Data entries
◆ ◆ ◆ ◆ ◆

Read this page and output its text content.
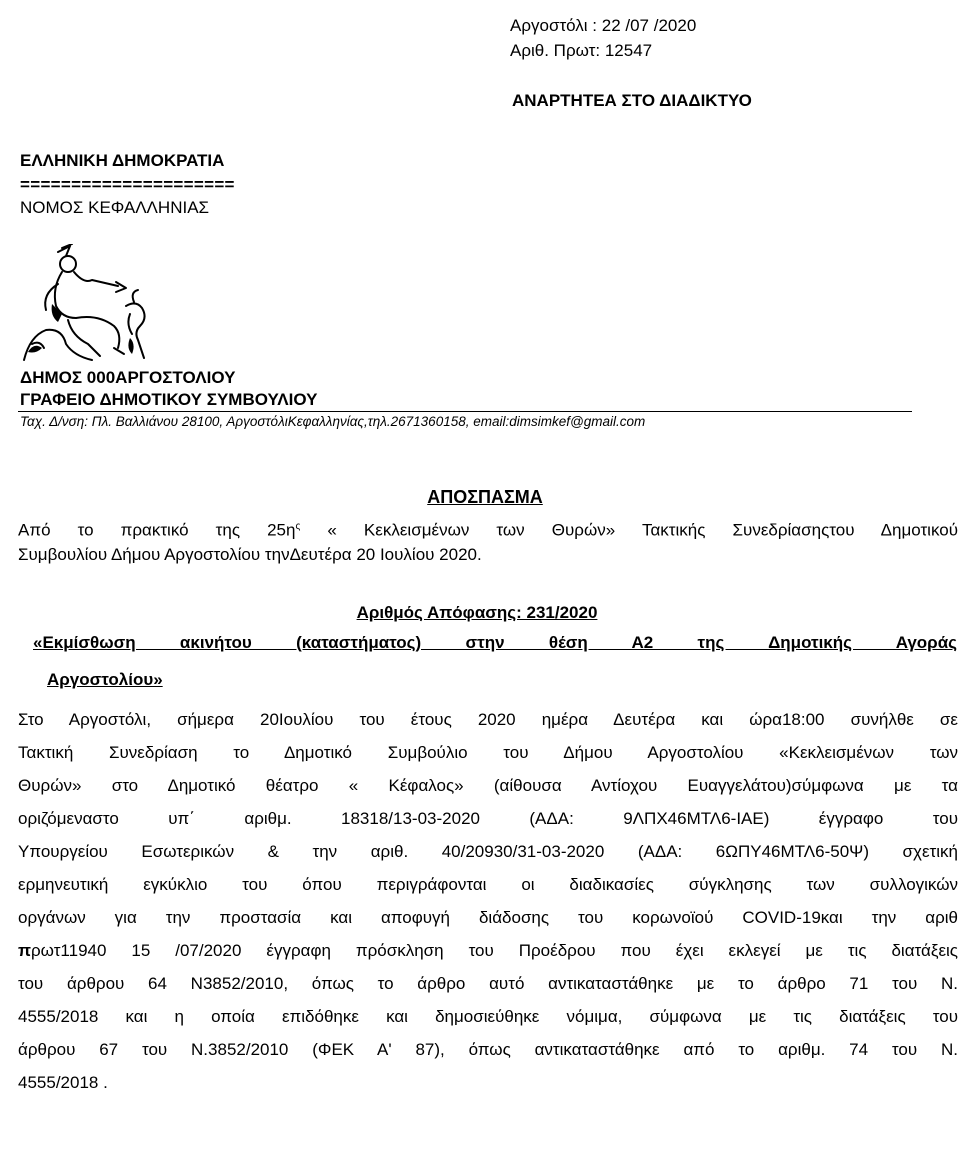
Αργοστόλι : 22 /07 /2020
Αριθ. Πρωτ: 12547
ΑΝΑΡΤΗΤΕΑ ΣΤΟ ΔΙΑΔΙΚΤΥΟ
ΕΛΛΗΝΙΚΗ ΔΗΜΟΚΡΑΤΙΑ
=====================
ΝΟΜΟΣ ΚΕΦΑΛΛΗΝΙΑΣ
ΔΗΜΟΣ 000ΑΡΓΟΣΤΟΛΙΟΥ
ΓΡΑΦΕΙΟ ΔΗΜΟΤΙΚΟΥ ΣΥΜΒΟΥΛΙΟΥ
Ταχ. Δ/νση: Πλ. Βαλλιάνου 28100, ΑργοστόλιΚεφαλληνίας,τηλ.2671360158, email:dimsimkef@gmail.com
ΑΠΟΣΠΑΣΜΑ
Από το πρακτικό της $25\eta^\varsigma$ « Κεκλεισμένων των Θυρών» Τακτικής Συνεδρίασηςτου Δημοτικού
Συμβουλίου Δήμου Αργοστολίου τηνΔευτέρα 20 Ιουλίου 2020.
Αριθμός Απόφασης: 231/2020
«Εκμίσθωση ακινήτου (καταστήματος) στην θέση Α2 της Δημοτικής Αγοράς
Αργοστολίου»
Στο Αργοστόλι, σήμερα 20Ιουλίου του έτους 2020 ημέρα Δευτέρα και ώρα18:00 συνήλθε σε
Τακτική Συνεδρίαση το Δημοτικό Συμβούλιο του Δήμου Αργοστολίου «Κεκλεισμένων των
Θυρών» στο Δημοτικό θέατρο « Κέφαλος» (αίθουσα Αντίοχου Ευαγγελάτου)σύμφωνα με τα
οριζόμεναστο υπ΄ αριθμ. 18318/13-03-2020 (ΑΔΑ: 9ΛΠΧ46ΜΤΛ6-ΙΑΕ) έγγραφο του
Υπουργείου Εσωτερικών & την αριθ. 40/20930/31-03-2020 (ΑΔΑ: 6ΩΠΥ46ΜΤΛ6-50Ψ) σχετική
ερμηνευτική εγκύκλιο του όπου περιγράφονται οι διαδικασίες σύγκλησης των συλλογικών
οργάνων για την προστασία και αποφυγή διάδοσης του κορωνοϊού COVID-19και την αριθ
πρωτ11940 15 /07/2020 έγγραφη πρόσκληση του Προέδρου που έχει εκλεγεί με τις διατάξεις
του άρθρου 64 Ν3852/2010, όπως το άρθρο αυτό αντικαταστάθηκε με το άρθρο 71 του Ν.
4555/2018 και η οποία επιδόθηκε και δημοσιεύθηκε νόμιμα, σύμφωνα με τις διατάξεις του
άρθρου 67 του Ν.3852/2010 (ΦΕΚ Α' 87), όπως αντικαταστάθηκε από το αριθμ. 74 του Ν.
4555/2018 .
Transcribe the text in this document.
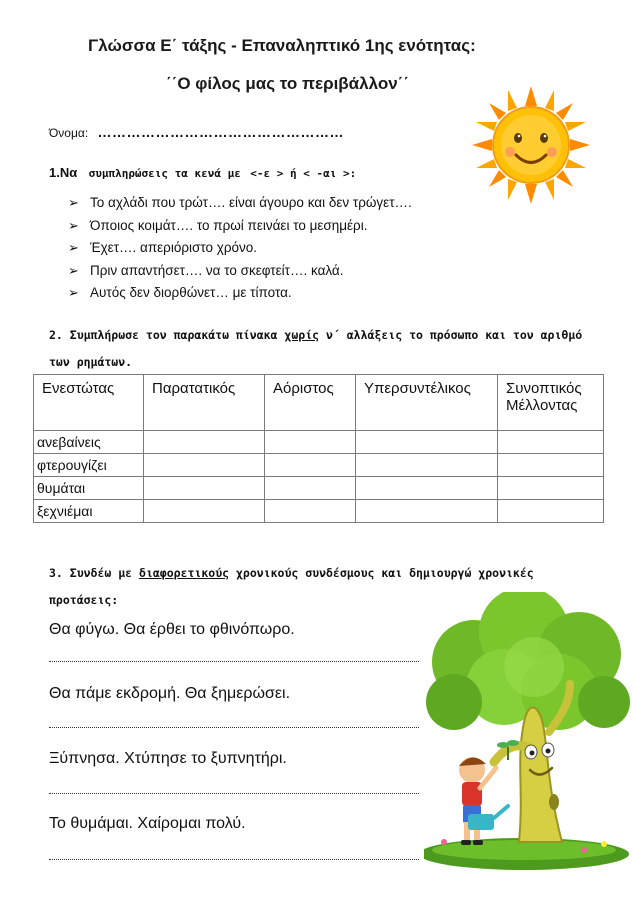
Γλώσσα Ε΄ τάξης - Επαναληπτικό 1ης ενότητας:
΄΄Ο φίλος μας το περιβάλλον΄΄
Όνομα: ……………………………………………
1.Να συμπληρώσεις τα κενά με <-ε > ή < -αι >:
➢ Το αχλάδι που τρώτ…. είναι άγουρο και δεν τρώγετ….
➢ Όποιος κοιμάτ…. το πρωί πεινάει το μεσημέρι.
➢ Έχετ…. απεριόριστο χρόνο.
➢ Πριν απαντήσετ…. να το σκεφτείτ…. καλά.
➢ Αυτός δεν διορθώνετ… με τίποτα.
2. Συμπλήρωσε τον παρακάτω πίνακα χωρίς ν΄ αλλάξεις το πρόσωπο και τον αριθμό των ρημάτων.
Ενεστώτας	Παρατατικός	Αόριστος	Υπερσυντέλικος	Συνοπτικός Μέλλοντας
ανεβαίνεις				
φτερουγίζει				
θυμάται				
ξεχνιέμαι				
3. Συνδέω με διαφορετικούς χρονικούς συνδέσμους και δημιουργώ χρονικές προτάσεις:
Θα φύγω. Θα έρθει το φθινόπωρο.
Θα πάμε εκδρομή. Θα ξημερώσει.
Ξύπνησα. Χτύπησε το ξυπνητήρι.
Το θυμάμαι. Χαίρομαι πολύ.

◆ ◆ ◆ ◆ ◆

Copy every line of the records above that contains "διατάξεις".

Response to this task:
πρωτ11940 15 /07/2020 έγγραφη πρόσκληση του Προέδρου που έχει εκλεγεί με τις διατάξεις
4555/2018 και η οποία επιδόθηκε και δημοσιεύθηκε νόμιμα, σύμφωνα με τις διατάξεις του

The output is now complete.